◆ **Lines of data**

----

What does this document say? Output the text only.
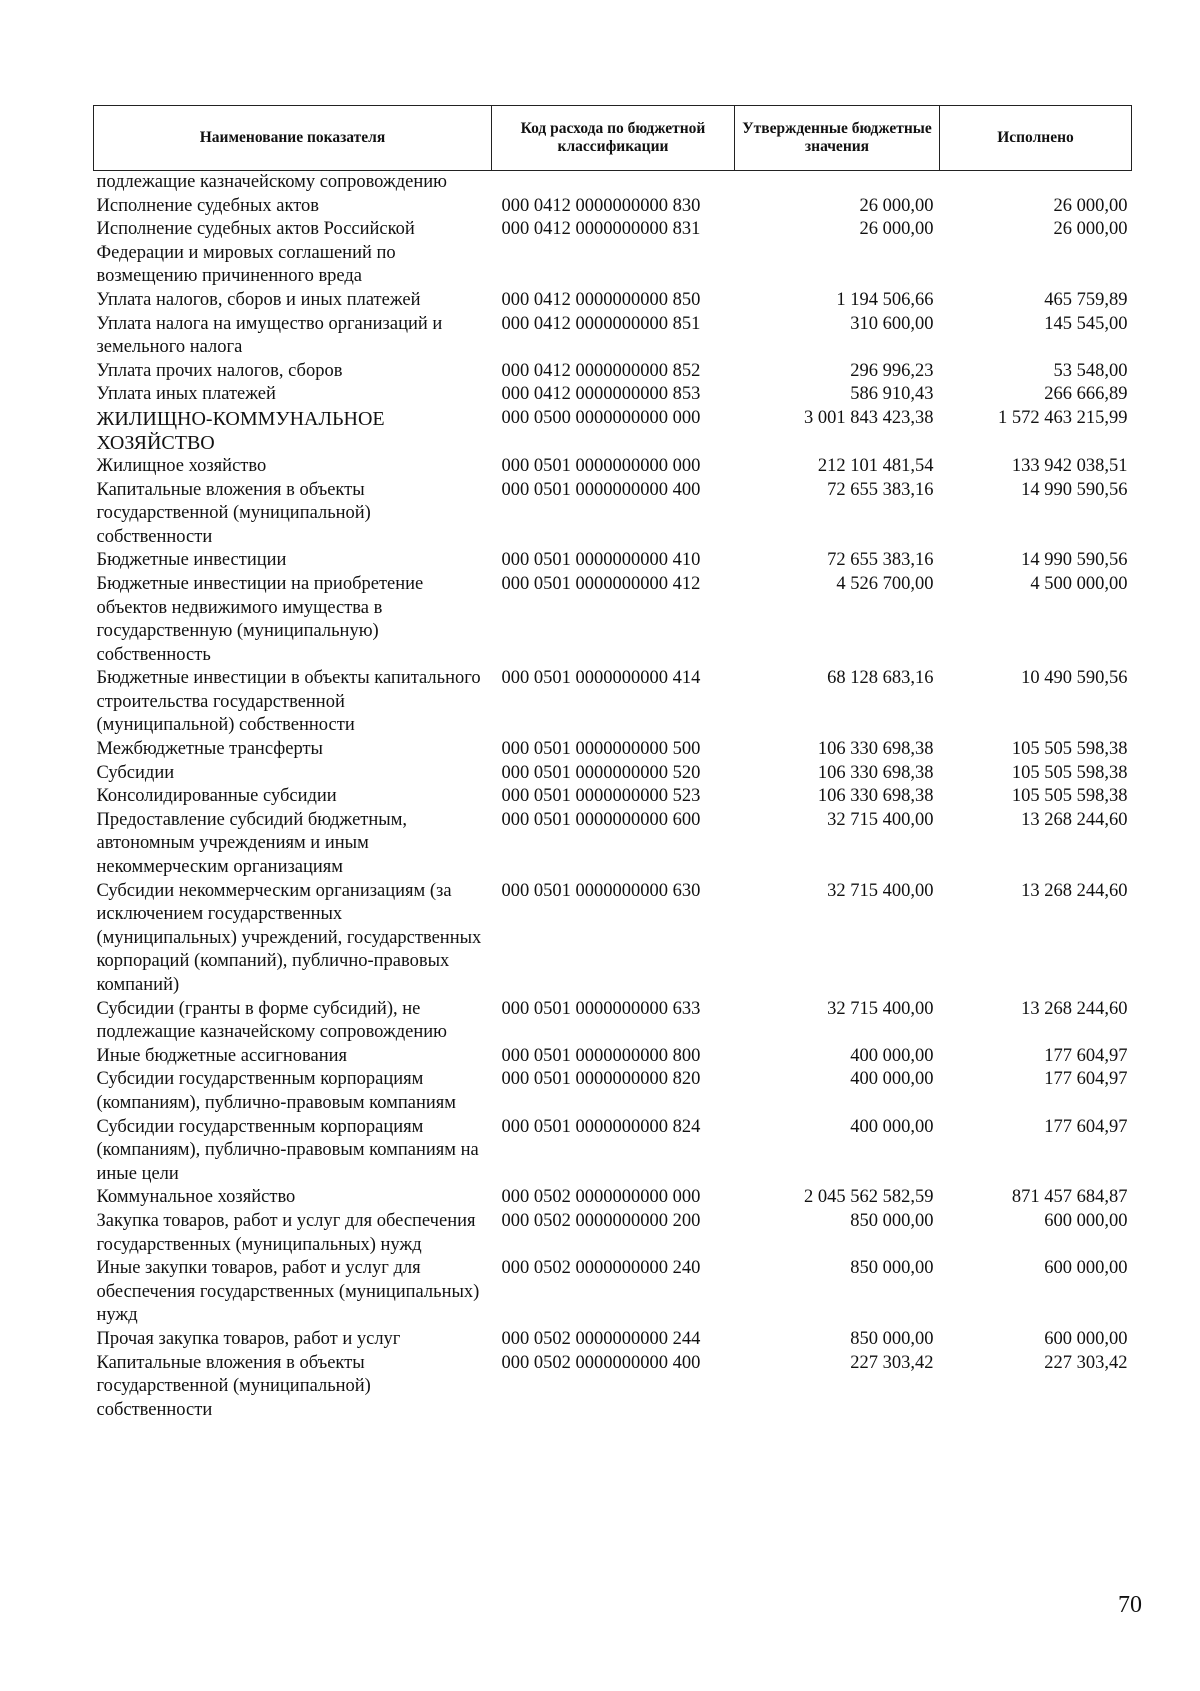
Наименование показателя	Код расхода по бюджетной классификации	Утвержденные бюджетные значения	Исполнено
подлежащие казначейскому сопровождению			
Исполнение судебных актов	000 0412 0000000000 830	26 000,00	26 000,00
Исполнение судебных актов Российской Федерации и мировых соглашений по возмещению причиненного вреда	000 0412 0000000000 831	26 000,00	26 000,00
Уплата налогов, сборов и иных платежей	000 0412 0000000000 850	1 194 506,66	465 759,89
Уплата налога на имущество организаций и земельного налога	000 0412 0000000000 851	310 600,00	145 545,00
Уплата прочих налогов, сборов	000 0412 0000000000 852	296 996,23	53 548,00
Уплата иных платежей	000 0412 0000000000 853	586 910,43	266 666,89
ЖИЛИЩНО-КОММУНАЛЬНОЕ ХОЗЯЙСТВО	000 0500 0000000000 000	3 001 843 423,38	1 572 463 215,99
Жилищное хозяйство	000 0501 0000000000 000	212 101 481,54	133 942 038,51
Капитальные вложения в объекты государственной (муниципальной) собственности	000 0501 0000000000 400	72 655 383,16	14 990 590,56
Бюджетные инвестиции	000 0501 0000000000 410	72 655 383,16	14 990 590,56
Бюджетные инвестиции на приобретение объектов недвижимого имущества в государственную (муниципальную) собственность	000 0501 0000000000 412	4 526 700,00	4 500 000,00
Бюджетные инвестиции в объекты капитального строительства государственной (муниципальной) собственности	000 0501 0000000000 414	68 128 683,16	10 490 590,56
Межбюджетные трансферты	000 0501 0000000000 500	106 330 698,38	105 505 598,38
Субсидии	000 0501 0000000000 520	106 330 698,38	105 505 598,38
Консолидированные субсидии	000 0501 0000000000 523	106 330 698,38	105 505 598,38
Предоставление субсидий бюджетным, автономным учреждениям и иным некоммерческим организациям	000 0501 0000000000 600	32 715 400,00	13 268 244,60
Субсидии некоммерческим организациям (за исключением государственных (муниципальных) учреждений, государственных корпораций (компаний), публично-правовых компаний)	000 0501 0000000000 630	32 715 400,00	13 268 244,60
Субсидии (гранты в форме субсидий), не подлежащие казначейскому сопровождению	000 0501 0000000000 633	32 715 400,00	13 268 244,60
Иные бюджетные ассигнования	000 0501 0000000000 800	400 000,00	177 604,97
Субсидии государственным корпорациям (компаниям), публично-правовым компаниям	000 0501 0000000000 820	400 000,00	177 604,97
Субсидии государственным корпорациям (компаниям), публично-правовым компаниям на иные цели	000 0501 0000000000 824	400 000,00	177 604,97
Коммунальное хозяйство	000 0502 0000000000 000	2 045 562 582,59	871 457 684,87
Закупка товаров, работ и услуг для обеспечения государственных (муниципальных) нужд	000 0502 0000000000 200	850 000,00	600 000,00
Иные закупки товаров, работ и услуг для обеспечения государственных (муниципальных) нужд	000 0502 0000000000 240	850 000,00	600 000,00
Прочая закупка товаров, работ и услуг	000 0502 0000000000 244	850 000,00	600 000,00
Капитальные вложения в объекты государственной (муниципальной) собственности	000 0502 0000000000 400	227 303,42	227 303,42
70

----

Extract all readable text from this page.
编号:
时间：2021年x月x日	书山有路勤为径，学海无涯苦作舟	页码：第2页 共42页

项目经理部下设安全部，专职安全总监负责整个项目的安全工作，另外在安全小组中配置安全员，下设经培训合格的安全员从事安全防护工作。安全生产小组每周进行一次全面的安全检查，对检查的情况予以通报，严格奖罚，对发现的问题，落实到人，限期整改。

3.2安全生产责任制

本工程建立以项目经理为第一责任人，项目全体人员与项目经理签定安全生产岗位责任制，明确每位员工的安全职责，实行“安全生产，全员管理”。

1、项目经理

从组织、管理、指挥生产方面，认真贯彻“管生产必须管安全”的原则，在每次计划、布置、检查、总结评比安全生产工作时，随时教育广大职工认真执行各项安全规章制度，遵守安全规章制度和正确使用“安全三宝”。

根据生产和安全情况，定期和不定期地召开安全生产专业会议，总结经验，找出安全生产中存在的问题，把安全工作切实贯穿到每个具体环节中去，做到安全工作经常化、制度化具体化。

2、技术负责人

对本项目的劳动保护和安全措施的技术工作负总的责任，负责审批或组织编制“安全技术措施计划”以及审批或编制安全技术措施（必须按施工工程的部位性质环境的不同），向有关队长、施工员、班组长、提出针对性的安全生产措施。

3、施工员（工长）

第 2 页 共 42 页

----

◆ **What is needed**
Pick out each line that holds the string "инвестиции".

◆ **Complete response**
Бюджетные инвестиции	000 0501 0000000000 410	72 655 383,16	14 990 590,56
Бюджетные инвестиции на приобретение объектов недвижимого имущества в государственную (муниципальную) собственность	000 0501 0000000000 412	4 526 700,00	4 500 000,00
Бюджетные инвестиции в объекты капитального строительства государственной (муниципальной) собственности	000 0501 0000000000 414	68 128 683,16	10 490 590,56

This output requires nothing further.